> Exercise directions
Each line that holds the string "JSON" counts once; say how many such lines there are and add nothing.

** BEGIN Given data **

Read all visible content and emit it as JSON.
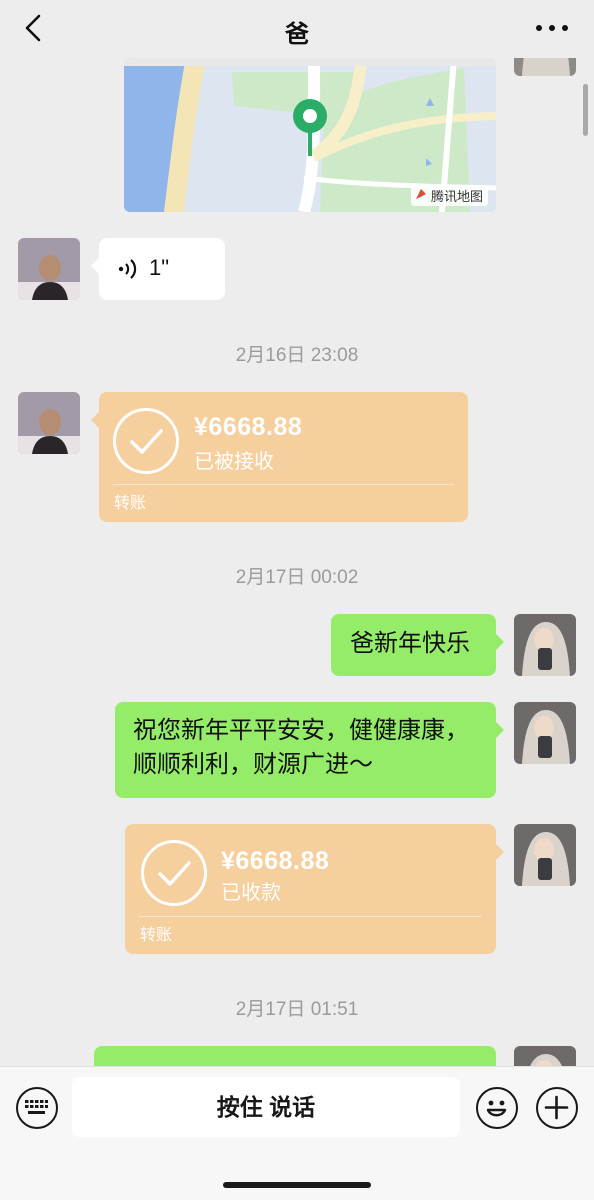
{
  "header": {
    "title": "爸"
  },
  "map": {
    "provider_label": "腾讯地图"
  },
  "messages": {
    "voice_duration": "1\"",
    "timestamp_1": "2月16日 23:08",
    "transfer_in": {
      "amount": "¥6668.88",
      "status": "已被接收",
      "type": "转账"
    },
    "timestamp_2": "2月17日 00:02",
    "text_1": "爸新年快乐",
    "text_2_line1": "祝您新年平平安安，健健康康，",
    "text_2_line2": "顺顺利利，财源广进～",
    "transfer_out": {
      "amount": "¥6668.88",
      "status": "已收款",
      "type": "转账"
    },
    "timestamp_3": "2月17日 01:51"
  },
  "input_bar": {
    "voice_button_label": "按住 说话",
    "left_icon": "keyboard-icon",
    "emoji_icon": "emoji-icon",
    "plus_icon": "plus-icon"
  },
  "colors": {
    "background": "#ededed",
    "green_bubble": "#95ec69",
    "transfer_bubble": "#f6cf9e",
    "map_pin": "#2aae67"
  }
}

** END Given data **
** BEGIN Given data **

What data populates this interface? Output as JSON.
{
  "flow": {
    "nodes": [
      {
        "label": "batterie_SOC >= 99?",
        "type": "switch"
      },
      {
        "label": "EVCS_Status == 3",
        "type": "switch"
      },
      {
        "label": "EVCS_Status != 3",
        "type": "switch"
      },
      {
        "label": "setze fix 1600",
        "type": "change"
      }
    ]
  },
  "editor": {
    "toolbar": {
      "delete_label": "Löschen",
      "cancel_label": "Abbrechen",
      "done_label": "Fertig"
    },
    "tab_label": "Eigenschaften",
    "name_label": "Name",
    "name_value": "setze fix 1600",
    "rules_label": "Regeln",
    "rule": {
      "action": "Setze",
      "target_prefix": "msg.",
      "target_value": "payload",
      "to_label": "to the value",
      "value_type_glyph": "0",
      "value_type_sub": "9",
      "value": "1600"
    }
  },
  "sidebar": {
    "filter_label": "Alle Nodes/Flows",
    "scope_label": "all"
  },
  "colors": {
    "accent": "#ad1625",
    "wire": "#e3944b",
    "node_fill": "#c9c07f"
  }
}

** END Given data **

> Answer to this problem
2